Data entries
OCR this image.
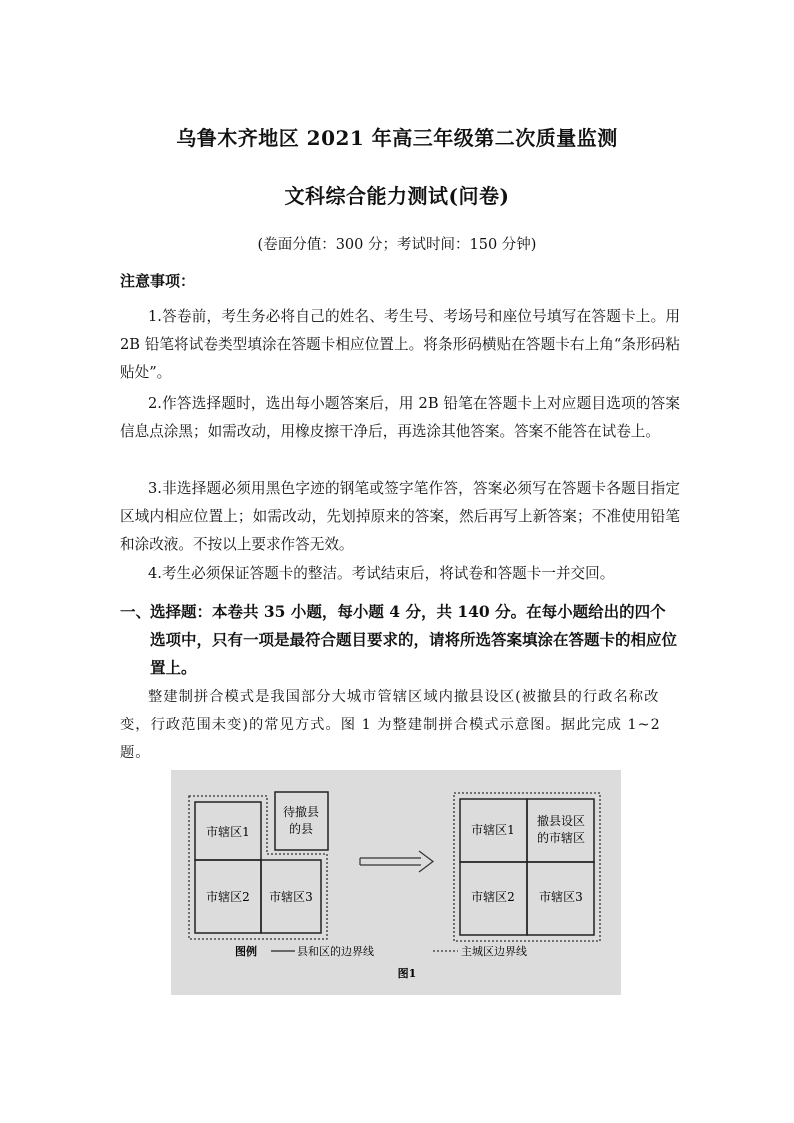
乌鲁木齐地区 2021 年高三年级第二次质量监测
文科综合能力测试(问卷)
(卷面分值：300 分；考试时间：150 分钟)
注意事项：
1.答卷前，考生务必将自己的姓名、考生号、考场号和座位号填写在答题卡上。用 2B 铅笔将试卷类型填涂在答题卡相应位置上。将条形码横贴在答题卡右上角“条形码粘贴处”。
2.作答选择题时，选出每小题答案后，用 2B 铅笔在答题卡上对应题目选项的答案信息点涂黑；如需改动，用橡皮擦干净后，再选涂其他答案。答案不能答在试卷上。
3.非选择题必须用黑色字迹的钢笔或签字笔作答，答案必须写在答题卡各题目指定区域内相应位置上；如需改动，先划掉原来的答案，然后再写上新答案；不准使用铅笔和涂改液。不按以上要求作答无效。
4.考生必须保证答题卡的整洁。考试结束后，将试卷和答题卡一并交回。
一、
选择题：本卷共 35 小题，每小题 4 分，共 140 分。在每小题给出的四个选项中，只有一项是最符合题目要求的，请将所选答案填涂在答题卡的相应位置上。
整建制拼合模式是我国部分大城市管辖区域内撤县设区(被撤县的行政名称改变，行政范围未变)的常见方式。图 1 为整建制拼合模式示意图。据此完成 1~2 题。
市辖区1
市辖区2 市辖区3
待撤县
的县	市辖区1
撤县设区
的市辖区
市辖区2 市辖区3
图例	县和区的边界线	主城区边界线
图1
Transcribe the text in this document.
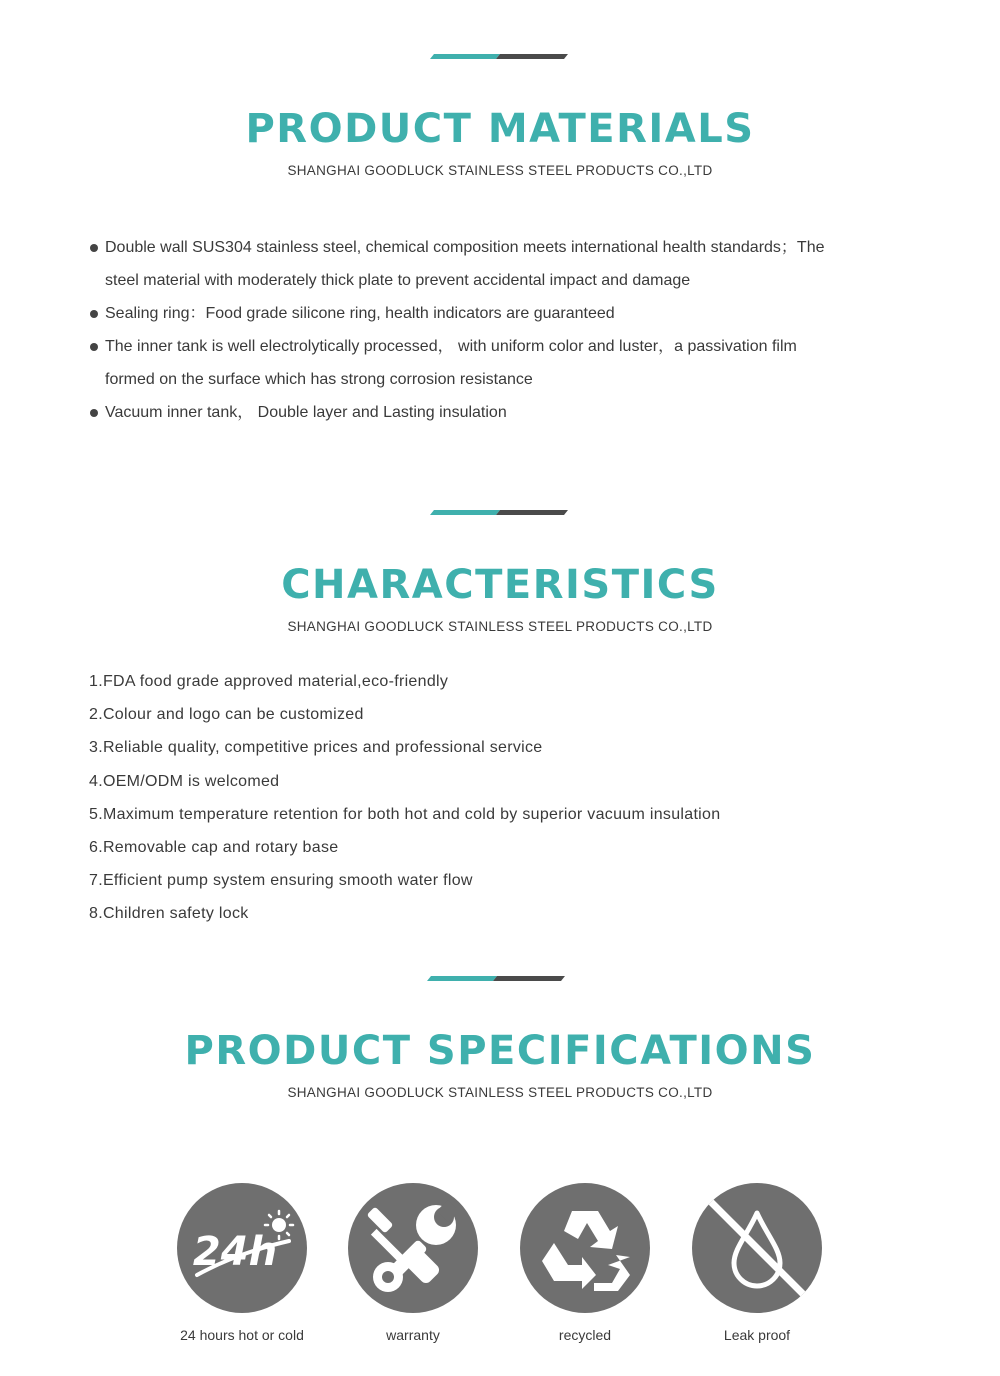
PRODUCT MATERIALS
SHANGHAI GOODLUCK STAINLESS STEEL PRODUCTS CO.,LTD
Double wall SUS304 stainless steel, chemical composition meets international health standards；The
steel material with moderately thick plate to prevent accidental impact and damage
Sealing ring：Food grade silicone ring, health indicators are guaranteed
The inner tank is well electrolytically processed， with uniform color and luster，a passivation film
formed on the surface which has strong corrosion resistance
Vacuum inner tank， Double layer and Lasting insulation
CHARACTERISTICS
SHANGHAI GOODLUCK STAINLESS STEEL PRODUCTS CO.,LTD
1.FDA food grade approved material,eco-friendly
2.Colour and logo can be customized
3.Reliable quality, competitive prices and professional service
4.OEM/ODM is welcomed
5.Maximum temperature retention for both hot and cold by superior vacuum insulation
6.Removable cap and rotary base
7.Efficient pump system ensuring smooth water flow
8.Children safety lock
PRODUCT SPECIFICATIONS
SHANGHAI GOODLUCK STAINLESS STEEL PRODUCTS CO.,LTD
24h
24 hours hot or cold	warranty	recycled	Leak proof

What you will do
In the copy, include no pictures; restate the listing above exactly.

Answer in full
OCR this image.
乌鲁木齐地区 2021 年高三年级第二次质量监测
文科综合能力测试(问卷)
(卷面分值：300 分；考试时间：150 分钟)
注意事项：
1.答卷前，考生务必将自己的姓名、考生号、考场号和座位号填写在答题卡上。用 2B 铅笔将试卷类型填涂在答题卡相应位置上。将条形码横贴在答题卡右上角“条形码粘贴处”。
2.作答选择题时，选出每小题答案后，用 2B 铅笔在答题卡上对应题目选项的答案信息点涂黑；如需改动，用橡皮擦干净后，再选涂其他答案。答案不能答在试卷上。
3.非选择题必须用黑色字迹的钢笔或签字笔作答，答案必须写在答题卡各题目指定区域内相应位置上；如需改动，先划掉原来的答案，然后再写上新答案；不准使用铅笔和涂改液。不按以上要求作答无效。
4.考生必须保证答题卡的整洁。考试结束后，将试卷和答题卡一并交回。
一、
选择题：本卷共 35 小题，每小题 4 分，共 140 分。在每小题给出的四个选项中，只有一项是最符合题目要求的，请将所选答案填涂在答题卡的相应位置上。
整建制拼合模式是我国部分大城市管辖区域内撤县设区(被撤县的行政名称改变，行政范围未变)的常见方式。图 1 为整建制拼合模式示意图。据此完成 1~2 题。
市辖区1
市辖区2 市辖区3
待撤县
的县	市辖区1
撤县设区
的市辖区
市辖区2 市辖区3
图例	县和区的边界线	主城区边界线
图1
Transcribe the text in this document.
PRODUCT MATERIALS
SHANGHAI GOODLUCK STAINLESS STEEL PRODUCTS CO.,LTD
Double wall SUS304 stainless steel, chemical composition meets international health standards；The
steel material with moderately thick plate to prevent accidental impact and damage
Sealing ring：Food grade silicone ring, health indicators are guaranteed
The inner tank is well electrolytically processed， with uniform color and luster，a passivation film
formed on the surface which has strong corrosion resistance
Vacuum inner tank， Double layer and Lasting insulation
CHARACTERISTICS
SHANGHAI GOODLUCK STAINLESS STEEL PRODUCTS CO.,LTD
1.FDA food grade approved material,eco-friendly
2.Colour and logo can be customized
3.Reliable quality, competitive prices and professional service
4.OEM/ODM is welcomed
5.Maximum temperature retention for both hot and cold by superior vacuum insulation
6.Removable cap and rotary base
7.Efficient pump system ensuring smooth water flow
8.Children safety lock
PRODUCT SPECIFICATIONS
SHANGHAI GOODLUCK STAINLESS STEEL PRODUCTS CO.,LTD
24h
24 hours hot or cold	warranty	recycled	Leak proof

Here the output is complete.